■ AIM
Return each line containing "first".

▬▬▬▬▬▬

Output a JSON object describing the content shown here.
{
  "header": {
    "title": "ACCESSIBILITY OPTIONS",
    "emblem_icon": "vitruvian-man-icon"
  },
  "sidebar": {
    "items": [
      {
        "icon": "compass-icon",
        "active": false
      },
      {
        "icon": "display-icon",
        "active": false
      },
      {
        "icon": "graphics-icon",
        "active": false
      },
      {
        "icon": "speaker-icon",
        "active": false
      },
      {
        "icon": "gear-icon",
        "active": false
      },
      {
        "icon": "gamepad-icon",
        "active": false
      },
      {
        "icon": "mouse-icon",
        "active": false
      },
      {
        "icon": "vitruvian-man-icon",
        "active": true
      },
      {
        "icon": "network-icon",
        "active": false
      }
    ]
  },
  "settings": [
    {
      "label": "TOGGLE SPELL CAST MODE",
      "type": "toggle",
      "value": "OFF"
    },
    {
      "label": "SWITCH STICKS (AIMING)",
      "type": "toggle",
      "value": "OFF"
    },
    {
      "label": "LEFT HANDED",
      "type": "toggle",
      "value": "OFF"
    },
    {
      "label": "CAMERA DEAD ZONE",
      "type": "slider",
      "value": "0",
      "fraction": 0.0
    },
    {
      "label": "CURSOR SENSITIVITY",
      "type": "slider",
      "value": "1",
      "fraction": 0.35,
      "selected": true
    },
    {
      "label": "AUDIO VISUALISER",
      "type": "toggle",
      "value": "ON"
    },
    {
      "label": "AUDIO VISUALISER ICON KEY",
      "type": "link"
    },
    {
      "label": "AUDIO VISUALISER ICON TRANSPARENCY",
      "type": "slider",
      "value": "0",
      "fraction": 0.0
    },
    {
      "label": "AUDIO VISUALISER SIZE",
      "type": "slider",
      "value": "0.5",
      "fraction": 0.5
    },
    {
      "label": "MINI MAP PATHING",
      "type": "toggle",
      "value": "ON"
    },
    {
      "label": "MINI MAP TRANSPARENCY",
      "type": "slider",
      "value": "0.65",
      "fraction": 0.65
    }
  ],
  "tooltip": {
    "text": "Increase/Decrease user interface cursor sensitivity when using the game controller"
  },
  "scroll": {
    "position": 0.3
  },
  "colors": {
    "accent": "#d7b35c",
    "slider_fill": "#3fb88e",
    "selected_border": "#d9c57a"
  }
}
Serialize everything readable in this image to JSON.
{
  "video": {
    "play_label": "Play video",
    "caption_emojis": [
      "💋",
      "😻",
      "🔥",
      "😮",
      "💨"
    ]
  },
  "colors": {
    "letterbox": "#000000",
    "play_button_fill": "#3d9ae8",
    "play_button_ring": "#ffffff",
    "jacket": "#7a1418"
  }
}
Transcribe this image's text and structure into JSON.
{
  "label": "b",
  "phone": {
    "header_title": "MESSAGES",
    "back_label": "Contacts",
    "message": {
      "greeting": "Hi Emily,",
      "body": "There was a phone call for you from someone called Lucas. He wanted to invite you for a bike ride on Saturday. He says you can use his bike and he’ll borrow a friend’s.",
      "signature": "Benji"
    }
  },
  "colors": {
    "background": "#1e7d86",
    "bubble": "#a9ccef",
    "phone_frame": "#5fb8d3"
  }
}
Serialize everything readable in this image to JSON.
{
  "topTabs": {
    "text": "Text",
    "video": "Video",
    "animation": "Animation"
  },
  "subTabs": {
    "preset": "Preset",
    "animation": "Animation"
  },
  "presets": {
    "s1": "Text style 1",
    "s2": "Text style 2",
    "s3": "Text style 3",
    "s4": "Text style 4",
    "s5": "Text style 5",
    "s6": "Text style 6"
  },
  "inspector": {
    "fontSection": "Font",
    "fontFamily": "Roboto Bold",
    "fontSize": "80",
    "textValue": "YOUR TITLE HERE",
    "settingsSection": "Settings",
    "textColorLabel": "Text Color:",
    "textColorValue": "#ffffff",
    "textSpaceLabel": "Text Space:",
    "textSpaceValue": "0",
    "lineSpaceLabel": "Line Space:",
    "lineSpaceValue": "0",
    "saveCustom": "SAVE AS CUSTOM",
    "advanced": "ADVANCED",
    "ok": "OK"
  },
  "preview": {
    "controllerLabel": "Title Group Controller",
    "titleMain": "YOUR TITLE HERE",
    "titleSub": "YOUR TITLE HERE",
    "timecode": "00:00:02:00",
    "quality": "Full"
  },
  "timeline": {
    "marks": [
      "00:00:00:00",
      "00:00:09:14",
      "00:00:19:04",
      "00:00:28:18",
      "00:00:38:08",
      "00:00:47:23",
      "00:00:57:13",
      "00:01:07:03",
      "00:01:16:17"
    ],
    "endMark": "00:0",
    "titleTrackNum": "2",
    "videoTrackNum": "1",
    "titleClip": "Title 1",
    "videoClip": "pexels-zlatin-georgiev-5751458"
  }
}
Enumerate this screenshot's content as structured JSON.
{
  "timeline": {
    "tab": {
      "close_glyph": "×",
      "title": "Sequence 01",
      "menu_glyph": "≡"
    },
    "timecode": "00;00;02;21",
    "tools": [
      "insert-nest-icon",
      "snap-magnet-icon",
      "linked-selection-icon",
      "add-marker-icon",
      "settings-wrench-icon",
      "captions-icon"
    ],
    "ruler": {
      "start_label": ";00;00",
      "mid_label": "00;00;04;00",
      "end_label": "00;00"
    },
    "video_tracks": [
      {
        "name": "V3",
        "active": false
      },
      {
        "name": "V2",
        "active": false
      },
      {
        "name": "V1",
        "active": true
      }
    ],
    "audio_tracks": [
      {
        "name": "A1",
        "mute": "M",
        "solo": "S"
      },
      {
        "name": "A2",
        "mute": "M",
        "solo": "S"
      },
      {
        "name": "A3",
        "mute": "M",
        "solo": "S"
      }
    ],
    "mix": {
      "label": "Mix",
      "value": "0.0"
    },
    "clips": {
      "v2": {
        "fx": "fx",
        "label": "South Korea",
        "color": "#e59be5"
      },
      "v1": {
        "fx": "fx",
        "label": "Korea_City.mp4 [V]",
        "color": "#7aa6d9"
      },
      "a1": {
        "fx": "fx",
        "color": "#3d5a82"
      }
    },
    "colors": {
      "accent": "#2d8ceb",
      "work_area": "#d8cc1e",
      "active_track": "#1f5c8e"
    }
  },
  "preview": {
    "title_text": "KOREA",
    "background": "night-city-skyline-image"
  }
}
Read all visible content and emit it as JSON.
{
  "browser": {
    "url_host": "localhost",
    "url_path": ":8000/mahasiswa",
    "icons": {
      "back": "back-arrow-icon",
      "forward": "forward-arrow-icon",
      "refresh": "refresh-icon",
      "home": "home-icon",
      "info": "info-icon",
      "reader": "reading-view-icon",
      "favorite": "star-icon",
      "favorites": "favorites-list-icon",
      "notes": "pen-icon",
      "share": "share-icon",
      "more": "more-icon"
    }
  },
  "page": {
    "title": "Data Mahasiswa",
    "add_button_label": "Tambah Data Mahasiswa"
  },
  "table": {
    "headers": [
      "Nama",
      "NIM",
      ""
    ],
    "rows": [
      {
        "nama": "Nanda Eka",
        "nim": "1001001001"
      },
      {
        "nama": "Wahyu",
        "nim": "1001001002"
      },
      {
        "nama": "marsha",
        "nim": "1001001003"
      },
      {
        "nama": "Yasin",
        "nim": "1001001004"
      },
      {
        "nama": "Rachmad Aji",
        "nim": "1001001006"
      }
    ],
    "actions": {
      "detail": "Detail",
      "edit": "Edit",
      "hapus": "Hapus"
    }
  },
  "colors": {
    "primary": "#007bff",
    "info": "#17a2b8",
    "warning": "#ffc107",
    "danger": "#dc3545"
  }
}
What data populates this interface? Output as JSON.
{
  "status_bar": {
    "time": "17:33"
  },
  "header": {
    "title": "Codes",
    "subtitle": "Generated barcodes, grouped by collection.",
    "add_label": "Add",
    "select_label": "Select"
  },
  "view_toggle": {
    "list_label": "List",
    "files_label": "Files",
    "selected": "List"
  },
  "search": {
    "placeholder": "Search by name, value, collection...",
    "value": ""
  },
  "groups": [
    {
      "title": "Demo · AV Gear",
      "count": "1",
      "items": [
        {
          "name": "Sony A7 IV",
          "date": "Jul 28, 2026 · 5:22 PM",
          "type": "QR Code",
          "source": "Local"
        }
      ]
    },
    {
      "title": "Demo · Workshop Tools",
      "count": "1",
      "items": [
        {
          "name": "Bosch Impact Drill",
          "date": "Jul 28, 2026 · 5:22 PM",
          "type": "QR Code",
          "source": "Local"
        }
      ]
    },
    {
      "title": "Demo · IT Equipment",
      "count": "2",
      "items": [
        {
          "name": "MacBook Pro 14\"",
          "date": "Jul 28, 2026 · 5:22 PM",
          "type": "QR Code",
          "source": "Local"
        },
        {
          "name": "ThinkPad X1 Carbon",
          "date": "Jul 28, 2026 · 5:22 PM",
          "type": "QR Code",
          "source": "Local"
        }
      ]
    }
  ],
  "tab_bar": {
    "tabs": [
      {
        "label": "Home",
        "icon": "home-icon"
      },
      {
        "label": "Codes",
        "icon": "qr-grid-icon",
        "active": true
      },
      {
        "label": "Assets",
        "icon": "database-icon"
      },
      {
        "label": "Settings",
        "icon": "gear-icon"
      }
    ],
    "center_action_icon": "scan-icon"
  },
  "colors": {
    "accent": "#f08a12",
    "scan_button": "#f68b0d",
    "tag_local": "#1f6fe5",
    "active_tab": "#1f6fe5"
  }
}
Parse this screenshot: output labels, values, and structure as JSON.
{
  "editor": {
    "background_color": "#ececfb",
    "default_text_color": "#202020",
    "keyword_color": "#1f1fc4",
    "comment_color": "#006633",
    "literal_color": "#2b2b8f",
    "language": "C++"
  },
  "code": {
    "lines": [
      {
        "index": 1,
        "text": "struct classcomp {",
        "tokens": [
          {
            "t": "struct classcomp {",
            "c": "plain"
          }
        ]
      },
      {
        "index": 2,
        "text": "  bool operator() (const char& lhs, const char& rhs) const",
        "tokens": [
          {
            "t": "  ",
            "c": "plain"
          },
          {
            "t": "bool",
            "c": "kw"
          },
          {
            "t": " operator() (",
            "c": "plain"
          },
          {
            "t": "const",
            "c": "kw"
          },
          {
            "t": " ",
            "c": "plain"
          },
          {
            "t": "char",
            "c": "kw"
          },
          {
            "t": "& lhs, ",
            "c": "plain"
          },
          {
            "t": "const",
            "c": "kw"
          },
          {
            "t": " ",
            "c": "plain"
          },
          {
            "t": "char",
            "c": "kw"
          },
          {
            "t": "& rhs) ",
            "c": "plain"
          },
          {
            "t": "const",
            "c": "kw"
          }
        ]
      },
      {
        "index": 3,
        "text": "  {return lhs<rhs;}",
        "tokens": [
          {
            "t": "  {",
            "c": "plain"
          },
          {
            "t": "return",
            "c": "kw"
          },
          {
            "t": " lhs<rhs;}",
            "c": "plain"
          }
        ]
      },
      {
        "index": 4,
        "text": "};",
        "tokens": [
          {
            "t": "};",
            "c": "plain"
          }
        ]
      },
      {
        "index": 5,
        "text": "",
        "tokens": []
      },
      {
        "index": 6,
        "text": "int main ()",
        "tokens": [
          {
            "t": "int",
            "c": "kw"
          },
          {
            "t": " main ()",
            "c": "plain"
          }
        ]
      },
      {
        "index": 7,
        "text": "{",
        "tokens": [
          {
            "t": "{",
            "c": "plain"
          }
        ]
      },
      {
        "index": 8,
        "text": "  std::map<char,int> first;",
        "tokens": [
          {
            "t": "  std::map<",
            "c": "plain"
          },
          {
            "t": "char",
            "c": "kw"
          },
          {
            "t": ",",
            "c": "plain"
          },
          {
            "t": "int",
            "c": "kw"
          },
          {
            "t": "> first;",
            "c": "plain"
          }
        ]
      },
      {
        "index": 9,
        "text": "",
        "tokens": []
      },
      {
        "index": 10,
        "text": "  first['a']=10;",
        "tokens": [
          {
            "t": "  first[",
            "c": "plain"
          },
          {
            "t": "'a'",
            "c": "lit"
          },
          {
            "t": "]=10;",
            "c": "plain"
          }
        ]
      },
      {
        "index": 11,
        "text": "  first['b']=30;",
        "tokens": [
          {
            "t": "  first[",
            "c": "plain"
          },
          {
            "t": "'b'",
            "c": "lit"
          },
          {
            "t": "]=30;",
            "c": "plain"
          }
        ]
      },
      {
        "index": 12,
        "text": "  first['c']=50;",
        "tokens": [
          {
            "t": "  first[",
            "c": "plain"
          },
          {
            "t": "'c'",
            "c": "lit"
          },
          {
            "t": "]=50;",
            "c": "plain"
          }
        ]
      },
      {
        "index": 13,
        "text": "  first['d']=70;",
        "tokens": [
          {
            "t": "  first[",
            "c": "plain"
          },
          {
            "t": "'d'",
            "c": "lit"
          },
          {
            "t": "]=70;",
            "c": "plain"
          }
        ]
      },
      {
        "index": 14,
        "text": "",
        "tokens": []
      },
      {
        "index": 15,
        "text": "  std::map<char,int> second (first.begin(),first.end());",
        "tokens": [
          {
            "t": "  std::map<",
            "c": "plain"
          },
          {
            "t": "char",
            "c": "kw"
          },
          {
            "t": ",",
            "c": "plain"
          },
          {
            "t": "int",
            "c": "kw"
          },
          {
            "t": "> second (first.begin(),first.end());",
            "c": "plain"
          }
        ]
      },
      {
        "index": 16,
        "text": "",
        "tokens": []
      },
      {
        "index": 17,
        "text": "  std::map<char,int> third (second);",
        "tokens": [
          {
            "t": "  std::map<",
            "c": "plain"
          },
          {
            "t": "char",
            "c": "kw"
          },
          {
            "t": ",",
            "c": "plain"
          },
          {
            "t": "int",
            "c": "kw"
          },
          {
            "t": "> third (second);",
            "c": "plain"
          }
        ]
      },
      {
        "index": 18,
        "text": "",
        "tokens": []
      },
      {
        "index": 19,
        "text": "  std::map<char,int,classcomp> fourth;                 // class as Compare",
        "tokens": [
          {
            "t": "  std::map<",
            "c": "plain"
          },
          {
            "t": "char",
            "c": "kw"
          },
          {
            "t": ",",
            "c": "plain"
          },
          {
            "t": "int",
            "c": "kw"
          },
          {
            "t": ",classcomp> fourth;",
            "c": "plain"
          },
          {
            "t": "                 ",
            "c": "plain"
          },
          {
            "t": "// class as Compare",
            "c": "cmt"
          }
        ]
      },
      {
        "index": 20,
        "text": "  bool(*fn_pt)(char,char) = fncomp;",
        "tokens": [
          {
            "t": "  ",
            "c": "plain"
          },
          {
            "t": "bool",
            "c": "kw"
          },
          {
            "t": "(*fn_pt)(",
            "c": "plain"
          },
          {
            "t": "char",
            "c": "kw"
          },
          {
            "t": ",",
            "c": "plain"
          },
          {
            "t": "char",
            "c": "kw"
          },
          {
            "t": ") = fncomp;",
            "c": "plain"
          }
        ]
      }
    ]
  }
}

▬▬▬▬▬▬

■ COMPLETE ANSWER
        "text": "  std::map<char,int> first;",
            "t": "> first;",
        "text": "  first['a']=10;",
            "t": "  first[",
        "text": "  first['b']=30;",
            "t": "  first[",
        "text": "  first['c']=50;",
            "t": "  first[",
        "text": "  first['d']=70;",
            "t": "  first[",
        "text": "  std::map<char,int> second (first.begin(),first.end());",
            "t": "> second (first.begin(),first.end());",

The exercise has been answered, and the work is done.